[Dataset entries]
┌────────

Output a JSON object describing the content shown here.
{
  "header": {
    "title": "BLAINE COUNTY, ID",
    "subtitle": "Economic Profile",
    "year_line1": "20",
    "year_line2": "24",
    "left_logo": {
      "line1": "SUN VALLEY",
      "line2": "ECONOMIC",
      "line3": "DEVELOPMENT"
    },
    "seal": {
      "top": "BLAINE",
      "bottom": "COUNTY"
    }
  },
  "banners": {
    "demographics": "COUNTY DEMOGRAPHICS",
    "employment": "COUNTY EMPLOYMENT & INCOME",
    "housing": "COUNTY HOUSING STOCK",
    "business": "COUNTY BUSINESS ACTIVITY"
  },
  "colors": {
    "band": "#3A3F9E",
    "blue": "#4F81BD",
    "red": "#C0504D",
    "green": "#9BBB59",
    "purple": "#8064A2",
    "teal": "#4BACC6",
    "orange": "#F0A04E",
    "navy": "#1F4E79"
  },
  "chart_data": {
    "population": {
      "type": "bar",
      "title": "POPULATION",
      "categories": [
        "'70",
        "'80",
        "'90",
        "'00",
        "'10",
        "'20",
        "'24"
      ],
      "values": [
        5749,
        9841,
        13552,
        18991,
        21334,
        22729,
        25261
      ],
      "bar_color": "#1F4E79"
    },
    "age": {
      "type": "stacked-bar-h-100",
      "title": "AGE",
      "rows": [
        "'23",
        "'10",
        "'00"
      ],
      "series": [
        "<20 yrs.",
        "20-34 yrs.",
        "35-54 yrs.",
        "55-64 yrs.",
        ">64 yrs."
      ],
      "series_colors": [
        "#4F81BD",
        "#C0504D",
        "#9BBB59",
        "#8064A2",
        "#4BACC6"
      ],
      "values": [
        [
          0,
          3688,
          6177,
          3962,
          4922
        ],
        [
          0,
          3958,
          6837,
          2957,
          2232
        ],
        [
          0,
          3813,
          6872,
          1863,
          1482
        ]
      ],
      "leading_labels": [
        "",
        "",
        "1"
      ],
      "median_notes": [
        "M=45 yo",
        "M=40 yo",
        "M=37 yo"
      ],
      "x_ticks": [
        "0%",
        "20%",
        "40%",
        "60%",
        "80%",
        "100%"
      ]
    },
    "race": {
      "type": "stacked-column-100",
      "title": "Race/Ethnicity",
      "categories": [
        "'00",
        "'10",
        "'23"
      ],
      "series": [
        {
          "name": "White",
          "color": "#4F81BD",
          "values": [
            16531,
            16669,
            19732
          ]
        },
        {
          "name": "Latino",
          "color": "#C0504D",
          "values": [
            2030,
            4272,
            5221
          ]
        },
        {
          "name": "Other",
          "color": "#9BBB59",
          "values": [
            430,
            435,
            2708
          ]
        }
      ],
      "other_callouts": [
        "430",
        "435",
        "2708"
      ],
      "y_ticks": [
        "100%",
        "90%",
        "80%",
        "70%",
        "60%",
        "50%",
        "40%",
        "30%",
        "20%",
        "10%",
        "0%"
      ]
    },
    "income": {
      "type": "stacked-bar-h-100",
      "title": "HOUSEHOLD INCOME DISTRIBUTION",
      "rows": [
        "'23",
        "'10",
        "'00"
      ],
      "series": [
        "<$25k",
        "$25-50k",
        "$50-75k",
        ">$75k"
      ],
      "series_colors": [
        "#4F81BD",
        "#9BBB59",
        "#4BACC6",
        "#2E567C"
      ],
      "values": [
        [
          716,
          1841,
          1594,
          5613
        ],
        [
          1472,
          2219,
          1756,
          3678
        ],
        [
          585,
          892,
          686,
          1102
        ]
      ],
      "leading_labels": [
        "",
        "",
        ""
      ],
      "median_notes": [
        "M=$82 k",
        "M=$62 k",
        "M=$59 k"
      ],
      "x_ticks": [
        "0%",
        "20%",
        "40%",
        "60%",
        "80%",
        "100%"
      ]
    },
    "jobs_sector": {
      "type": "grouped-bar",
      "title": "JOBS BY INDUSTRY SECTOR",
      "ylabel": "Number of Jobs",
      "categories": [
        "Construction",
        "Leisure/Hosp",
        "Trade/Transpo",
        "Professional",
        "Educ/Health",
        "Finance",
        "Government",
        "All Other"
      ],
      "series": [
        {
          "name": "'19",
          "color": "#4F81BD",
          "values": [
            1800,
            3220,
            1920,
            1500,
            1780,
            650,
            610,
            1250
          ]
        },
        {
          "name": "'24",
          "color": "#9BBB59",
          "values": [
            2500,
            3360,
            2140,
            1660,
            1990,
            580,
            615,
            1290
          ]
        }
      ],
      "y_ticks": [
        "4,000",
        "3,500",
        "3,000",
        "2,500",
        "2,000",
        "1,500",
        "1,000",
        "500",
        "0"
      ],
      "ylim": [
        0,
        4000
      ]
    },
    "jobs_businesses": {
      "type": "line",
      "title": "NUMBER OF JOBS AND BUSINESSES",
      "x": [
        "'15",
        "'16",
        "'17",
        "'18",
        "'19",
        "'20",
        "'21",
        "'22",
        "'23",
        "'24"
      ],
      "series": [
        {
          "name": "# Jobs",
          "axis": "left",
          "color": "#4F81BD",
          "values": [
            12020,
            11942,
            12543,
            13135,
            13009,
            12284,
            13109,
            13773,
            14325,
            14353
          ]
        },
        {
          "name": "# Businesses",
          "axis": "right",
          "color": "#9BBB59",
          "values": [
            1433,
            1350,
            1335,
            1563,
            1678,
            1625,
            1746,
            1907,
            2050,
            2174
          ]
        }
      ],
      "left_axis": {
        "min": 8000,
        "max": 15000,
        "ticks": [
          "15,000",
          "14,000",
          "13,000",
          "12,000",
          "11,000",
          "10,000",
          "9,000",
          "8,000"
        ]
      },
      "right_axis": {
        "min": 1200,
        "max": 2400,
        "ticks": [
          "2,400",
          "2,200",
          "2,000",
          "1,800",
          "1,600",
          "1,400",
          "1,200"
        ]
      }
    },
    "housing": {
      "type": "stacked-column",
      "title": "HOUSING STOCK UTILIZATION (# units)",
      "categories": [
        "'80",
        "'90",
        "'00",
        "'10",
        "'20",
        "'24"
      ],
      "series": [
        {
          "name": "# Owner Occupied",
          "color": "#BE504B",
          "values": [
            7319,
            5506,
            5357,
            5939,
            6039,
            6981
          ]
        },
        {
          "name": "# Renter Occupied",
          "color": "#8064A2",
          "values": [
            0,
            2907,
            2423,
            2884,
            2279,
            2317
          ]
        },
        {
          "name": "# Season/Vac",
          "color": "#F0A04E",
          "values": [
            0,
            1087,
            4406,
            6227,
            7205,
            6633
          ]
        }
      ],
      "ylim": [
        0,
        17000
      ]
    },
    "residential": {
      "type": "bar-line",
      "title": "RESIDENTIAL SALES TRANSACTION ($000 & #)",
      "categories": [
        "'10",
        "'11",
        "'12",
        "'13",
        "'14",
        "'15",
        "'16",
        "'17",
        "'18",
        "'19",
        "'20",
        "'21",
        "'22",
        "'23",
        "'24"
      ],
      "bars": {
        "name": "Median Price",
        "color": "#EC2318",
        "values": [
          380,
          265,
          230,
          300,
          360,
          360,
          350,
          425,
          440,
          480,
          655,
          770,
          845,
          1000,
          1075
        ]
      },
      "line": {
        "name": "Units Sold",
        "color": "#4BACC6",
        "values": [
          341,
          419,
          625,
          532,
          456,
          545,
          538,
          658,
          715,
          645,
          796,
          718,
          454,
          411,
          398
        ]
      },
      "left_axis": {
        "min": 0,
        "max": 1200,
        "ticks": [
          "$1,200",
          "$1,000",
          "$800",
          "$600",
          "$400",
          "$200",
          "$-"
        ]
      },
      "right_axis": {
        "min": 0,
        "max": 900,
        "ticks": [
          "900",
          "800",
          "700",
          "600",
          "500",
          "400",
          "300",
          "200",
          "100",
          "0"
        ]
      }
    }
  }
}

└────────

The lines to collect are those holding the string "column"; copy them all.

      "type": "stacked-column-100",
      "type": "stacked-column",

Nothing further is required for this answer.